**Problem details**
Output the data below exactly.

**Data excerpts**

----

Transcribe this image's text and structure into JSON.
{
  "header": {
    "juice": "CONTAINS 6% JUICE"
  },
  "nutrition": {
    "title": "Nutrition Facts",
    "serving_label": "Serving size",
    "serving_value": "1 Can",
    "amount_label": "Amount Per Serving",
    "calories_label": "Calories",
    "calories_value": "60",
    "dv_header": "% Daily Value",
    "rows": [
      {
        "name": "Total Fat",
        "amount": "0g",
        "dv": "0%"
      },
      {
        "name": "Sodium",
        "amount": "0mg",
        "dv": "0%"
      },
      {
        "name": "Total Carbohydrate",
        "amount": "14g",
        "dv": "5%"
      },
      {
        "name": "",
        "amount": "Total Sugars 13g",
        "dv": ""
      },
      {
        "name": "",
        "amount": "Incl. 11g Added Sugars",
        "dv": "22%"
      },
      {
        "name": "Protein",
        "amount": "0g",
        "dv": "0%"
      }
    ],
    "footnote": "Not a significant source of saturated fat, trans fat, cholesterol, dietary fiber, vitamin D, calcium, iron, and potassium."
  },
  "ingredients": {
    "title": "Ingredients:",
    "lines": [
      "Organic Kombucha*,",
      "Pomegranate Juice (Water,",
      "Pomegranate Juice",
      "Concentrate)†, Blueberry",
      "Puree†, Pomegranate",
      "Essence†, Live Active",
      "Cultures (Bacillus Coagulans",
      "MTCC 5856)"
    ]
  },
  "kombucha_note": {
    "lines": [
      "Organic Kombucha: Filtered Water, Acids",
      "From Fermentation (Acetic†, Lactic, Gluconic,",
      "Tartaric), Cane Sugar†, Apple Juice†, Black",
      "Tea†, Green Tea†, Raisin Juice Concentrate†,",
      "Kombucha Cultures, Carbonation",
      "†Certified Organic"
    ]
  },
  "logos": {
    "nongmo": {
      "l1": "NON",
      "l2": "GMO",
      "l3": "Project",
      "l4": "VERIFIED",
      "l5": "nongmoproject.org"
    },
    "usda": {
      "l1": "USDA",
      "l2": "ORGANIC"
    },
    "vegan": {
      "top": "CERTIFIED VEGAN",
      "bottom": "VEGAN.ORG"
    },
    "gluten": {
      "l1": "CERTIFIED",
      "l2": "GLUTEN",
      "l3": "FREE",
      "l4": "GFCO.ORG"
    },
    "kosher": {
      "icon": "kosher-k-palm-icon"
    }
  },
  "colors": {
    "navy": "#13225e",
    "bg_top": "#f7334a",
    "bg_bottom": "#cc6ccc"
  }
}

----

**Worked solution**
Transcribe this image's text and structure into JSON.
{
  "header": {
    "juice": "CONTAINS 6% JUICE"
  },
  "nutrition": {
    "title": "Nutrition Facts",
    "serving_label": "Serving size",
    "serving_value": "1 Can",
    "amount_label": "Amount Per Serving",
    "calories_label": "Calories",
    "calories_value": "60",
    "dv_header": "% Daily Value",
    "rows": [
      {
        "name": "Total Fat",
        "amount": "0g",
        "dv": "0%"
      },
      {
        "name": "Sodium",
        "amount": "0mg",
        "dv": "0%"
      },
      {
        "name": "Total Carbohydrate",
        "amount": "14g",
        "dv": "5%"
      },
      {
        "name": "",
        "amount": "Total Sugars 13g",
        "dv": ""
      },
      {
        "name": "",
        "amount": "Incl. 11g Added Sugars",
        "dv": "22%"
      },
      {
        "name": "Protein",
        "amount": "0g",
        "dv": "0%"
      }
    ],
    "footnote": "Not a significant source of saturated fat, trans fat, cholesterol, dietary fiber, vitamin D, calcium, iron, and potassium."
  },
  "ingredients": {
    "title": "Ingredients:",
    "lines": [
      "Organic Kombucha*,",
      "Pomegranate Juice (Water,",
      "Pomegranate Juice",
      "Concentrate)†, Blueberry",
      "Puree†, Pomegranate",
      "Essence†, Live Active",
      "Cultures (Bacillus Coagulans",
      "MTCC 5856)"
    ]
  },
  "kombucha_note": {
    "lines": [
      "Organic Kombucha: Filtered Water, Acids",
      "From Fermentation (Acetic†, Lactic, Gluconic,",
      "Tartaric), Cane Sugar†, Apple Juice†, Black",
      "Tea†, Green Tea†, Raisin Juice Concentrate†,",
      "Kombucha Cultures, Carbonation",
      "†Certified Organic"
    ]
  },
  "logos": {
    "nongmo": {
      "l1": "NON",
      "l2": "GMO",
      "l3": "Project",
      "l4": "VERIFIED",
      "l5": "nongmoproject.org"
    },
    "usda": {
      "l1": "USDA",
      "l2": "ORGANIC"
    },
    "vegan": {
      "top": "CERTIFIED VEGAN",
      "bottom": "VEGAN.ORG"
    },
    "gluten": {
      "l1": "CERTIFIED",
      "l2": "GLUTEN",
      "l3": "FREE",
      "l4": "GFCO.ORG"
    },
    "kosher": {
      "icon": "kosher-k-palm-icon"
    }
  },
  "colors": {
    "navy": "#13225e",
    "bg_top": "#f7334a",
    "bg_bottom": "#cc6ccc"
  }
}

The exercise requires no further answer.